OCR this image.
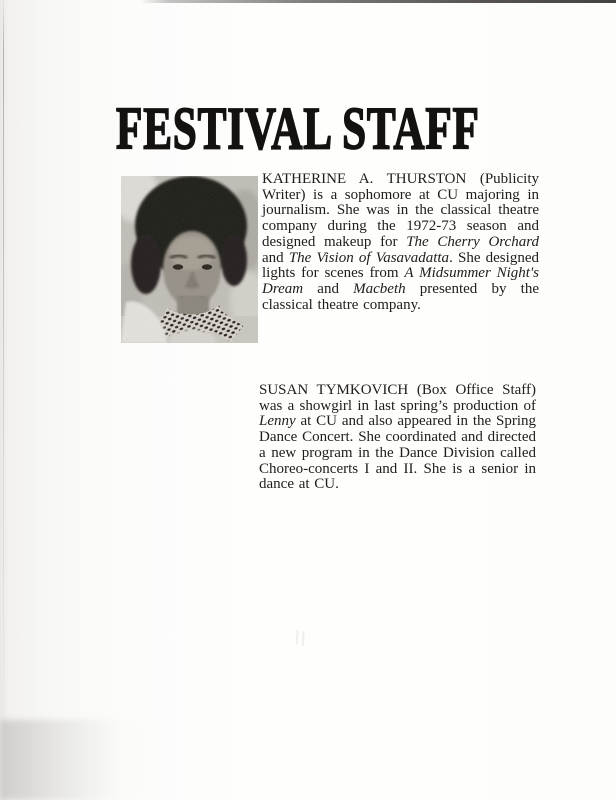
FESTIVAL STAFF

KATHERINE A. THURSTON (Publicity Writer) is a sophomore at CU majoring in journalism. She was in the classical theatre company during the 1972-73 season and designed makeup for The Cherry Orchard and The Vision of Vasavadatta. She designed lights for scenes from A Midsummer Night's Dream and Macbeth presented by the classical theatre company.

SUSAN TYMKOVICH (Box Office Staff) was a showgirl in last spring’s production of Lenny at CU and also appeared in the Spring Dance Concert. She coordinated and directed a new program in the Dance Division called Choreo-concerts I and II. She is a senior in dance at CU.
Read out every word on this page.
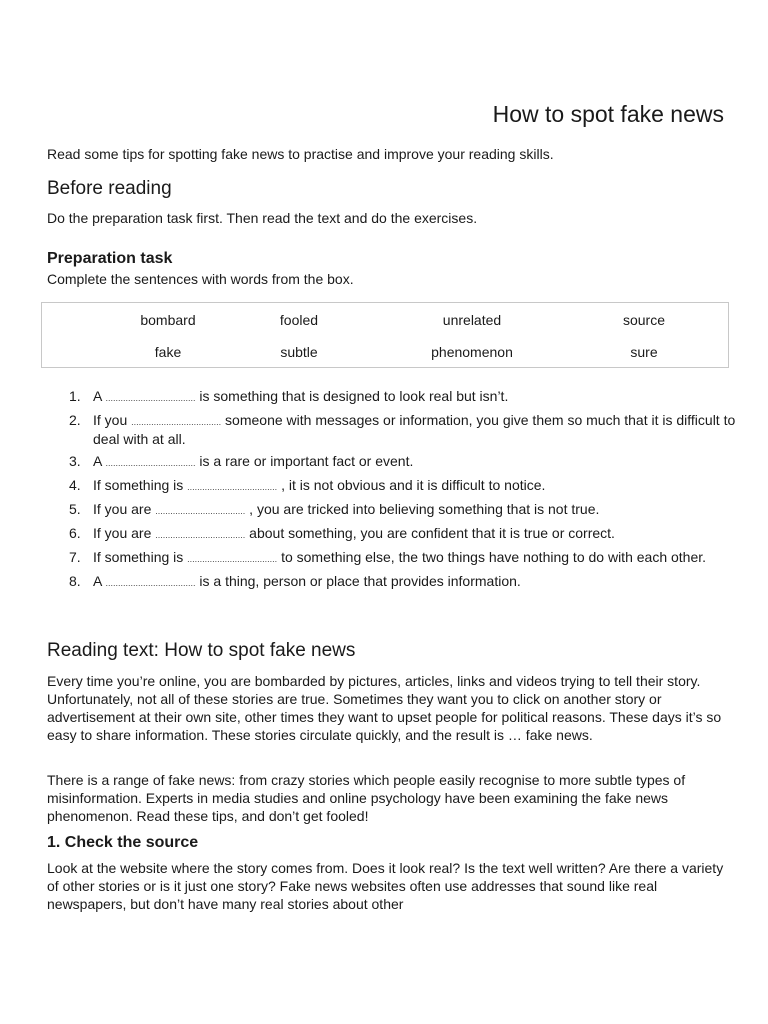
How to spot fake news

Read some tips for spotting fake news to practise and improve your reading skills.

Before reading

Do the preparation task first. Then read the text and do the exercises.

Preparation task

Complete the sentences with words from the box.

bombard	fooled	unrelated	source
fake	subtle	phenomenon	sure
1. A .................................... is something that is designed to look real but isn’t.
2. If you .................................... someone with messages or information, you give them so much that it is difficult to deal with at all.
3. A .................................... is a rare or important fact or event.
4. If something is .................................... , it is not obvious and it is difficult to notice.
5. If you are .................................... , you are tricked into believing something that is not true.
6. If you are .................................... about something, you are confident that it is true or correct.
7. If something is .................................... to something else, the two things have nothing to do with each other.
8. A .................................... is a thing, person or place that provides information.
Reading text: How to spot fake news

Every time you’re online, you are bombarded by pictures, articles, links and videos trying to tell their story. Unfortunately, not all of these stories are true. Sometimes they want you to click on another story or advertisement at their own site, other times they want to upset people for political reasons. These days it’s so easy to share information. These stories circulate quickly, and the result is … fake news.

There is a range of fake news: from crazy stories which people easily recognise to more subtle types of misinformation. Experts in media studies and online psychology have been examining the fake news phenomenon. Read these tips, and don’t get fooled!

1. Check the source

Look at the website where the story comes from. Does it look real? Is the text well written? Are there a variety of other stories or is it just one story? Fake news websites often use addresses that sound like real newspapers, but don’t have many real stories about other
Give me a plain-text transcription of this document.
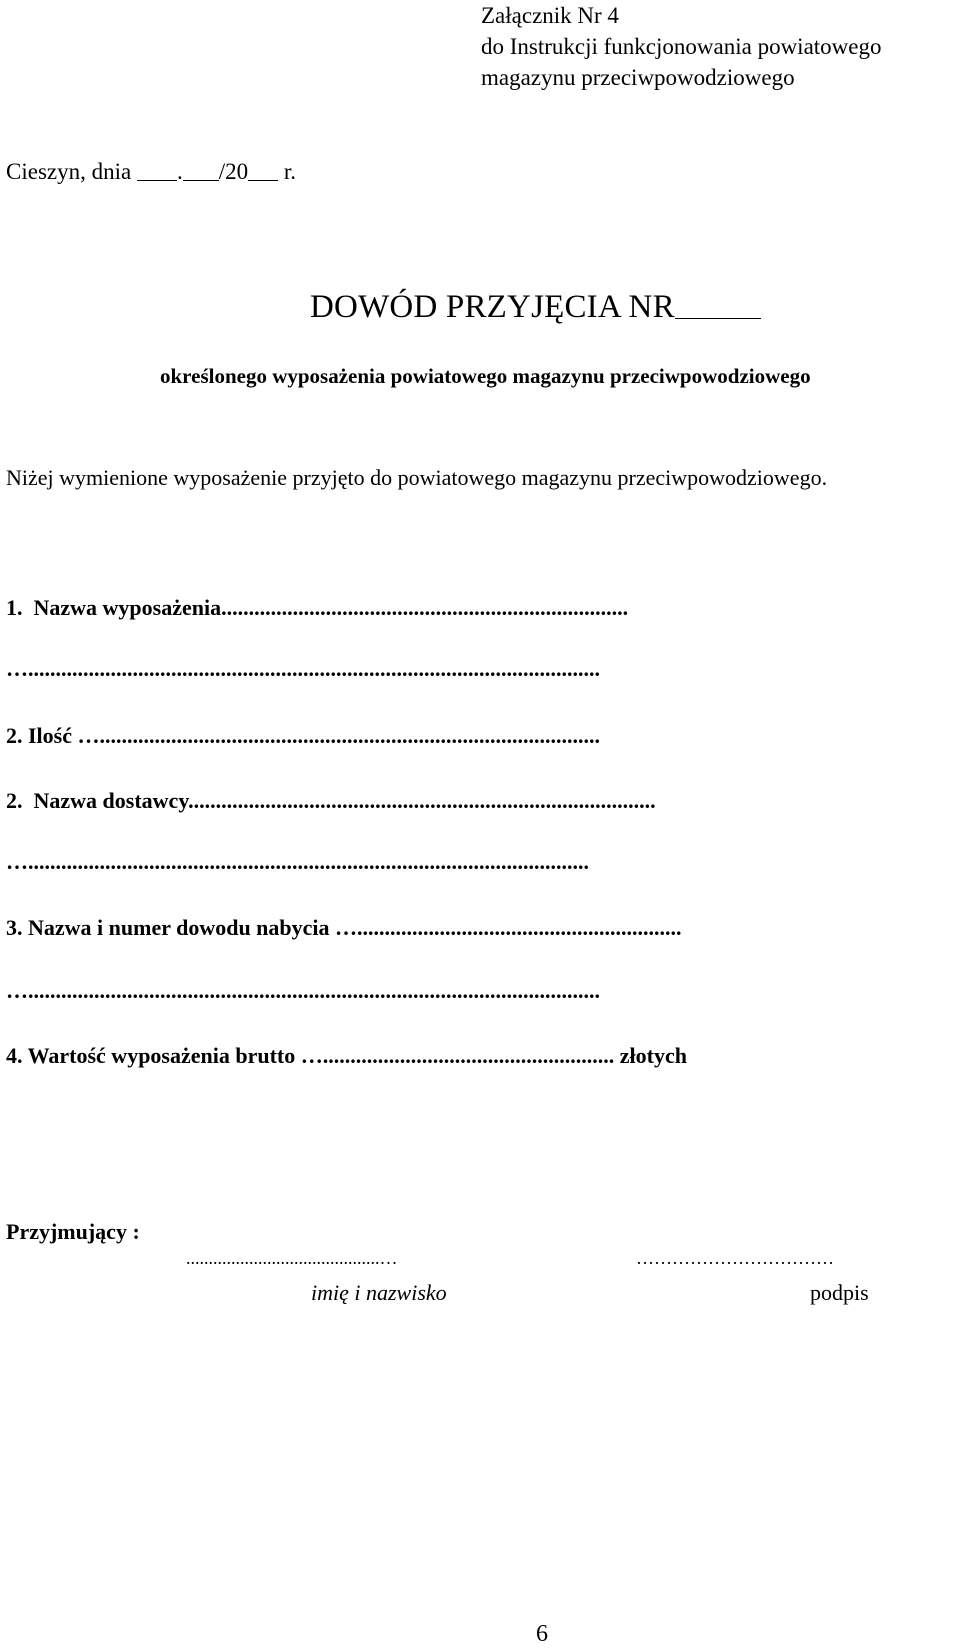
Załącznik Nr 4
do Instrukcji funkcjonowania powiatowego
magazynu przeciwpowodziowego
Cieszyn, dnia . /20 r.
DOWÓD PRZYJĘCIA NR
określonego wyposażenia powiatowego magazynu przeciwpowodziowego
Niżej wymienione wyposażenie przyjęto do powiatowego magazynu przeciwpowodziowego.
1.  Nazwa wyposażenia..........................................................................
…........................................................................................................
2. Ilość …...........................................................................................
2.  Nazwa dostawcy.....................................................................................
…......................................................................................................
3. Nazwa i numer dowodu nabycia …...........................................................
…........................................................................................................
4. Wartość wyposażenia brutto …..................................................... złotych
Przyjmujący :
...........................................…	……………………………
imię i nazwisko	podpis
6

----

▶ **Required work**: Pictures in the records above are left out; print everything else exactly as written.

▶ **Completed task**:
OCR this image.
FESTIVAL STAFF

KATHERINE A. THURSTON (Publicity Writer) is a sophomore at CU majoring in journalism. She was in the classical theatre company during the 1972-73 season and designed makeup for The Cherry Orchard and The Vision of Vasavadatta. She designed lights for scenes from A Midsummer Night's Dream and Macbeth presented by the classical theatre company.

SUSAN TYMKOVICH (Box Office Staff) was a showgirl in last spring’s production of Lenny at CU and also appeared in the Spring Dance Concert. She coordinated and directed a new program in the Dance Division called Choreo-concerts I and II. She is a senior in dance at CU.
Read out every word on this page.
How to spot fake news

Read some tips for spotting fake news to practise and improve your reading skills.

Before reading

Do the preparation task first. Then read the text and do the exercises.

Preparation task

Complete the sentences with words from the box.

bombard	fooled	unrelated	source
fake	subtle	phenomenon	sure
1. A .................................... is something that is designed to look real but isn’t.
2. If you .................................... someone with messages or information, you give them so much that it is difficult to deal with at all.
3. A .................................... is a rare or important fact or event.
4. If something is .................................... , it is not obvious and it is difficult to notice.
5. If you are .................................... , you are tricked into believing something that is not true.
6. If you are .................................... about something, you are confident that it is true or correct.
7. If something is .................................... to something else, the two things have nothing to do with each other.
8. A .................................... is a thing, person or place that provides information.
Reading text: How to spot fake news

Every time you’re online, you are bombarded by pictures, articles, links and videos trying to tell their story. Unfortunately, not all of these stories are true. Sometimes they want you to click on another story or advertisement at their own site, other times they want to upset people for political reasons. These days it’s so easy to share information. These stories circulate quickly, and the result is … fake news.

There is a range of fake news: from crazy stories which people easily recognise to more subtle types of misinformation. Experts in media studies and online psychology have been examining the fake news phenomenon. Read these tips, and don’t get fooled!

1. Check the source

Look at the website where the story comes from. Does it look real? Is the text well written? Are there a variety of other stories or is it just one story? Fake news websites often use addresses that sound like real newspapers, but don’t have many real stories about other
Give me a plain-text transcription of this document.
Załącznik Nr 4
do Instrukcji funkcjonowania powiatowego
magazynu przeciwpowodziowego
Cieszyn, dnia . /20 r.
DOWÓD PRZYJĘCIA NR
określonego wyposażenia powiatowego magazynu przeciwpowodziowego
Niżej wymienione wyposażenie przyjęto do powiatowego magazynu przeciwpowodziowego.
1.  Nazwa wyposażenia..........................................................................
…........................................................................................................
2. Ilość …...........................................................................................
2.  Nazwa dostawcy.....................................................................................
…......................................................................................................
3. Nazwa i numer dowodu nabycia …...........................................................
…........................................................................................................
4. Wartość wyposażenia brutto …..................................................... złotych
Przyjmujący :
...........................................…	……………………………
imię i nazwisko	podpis
6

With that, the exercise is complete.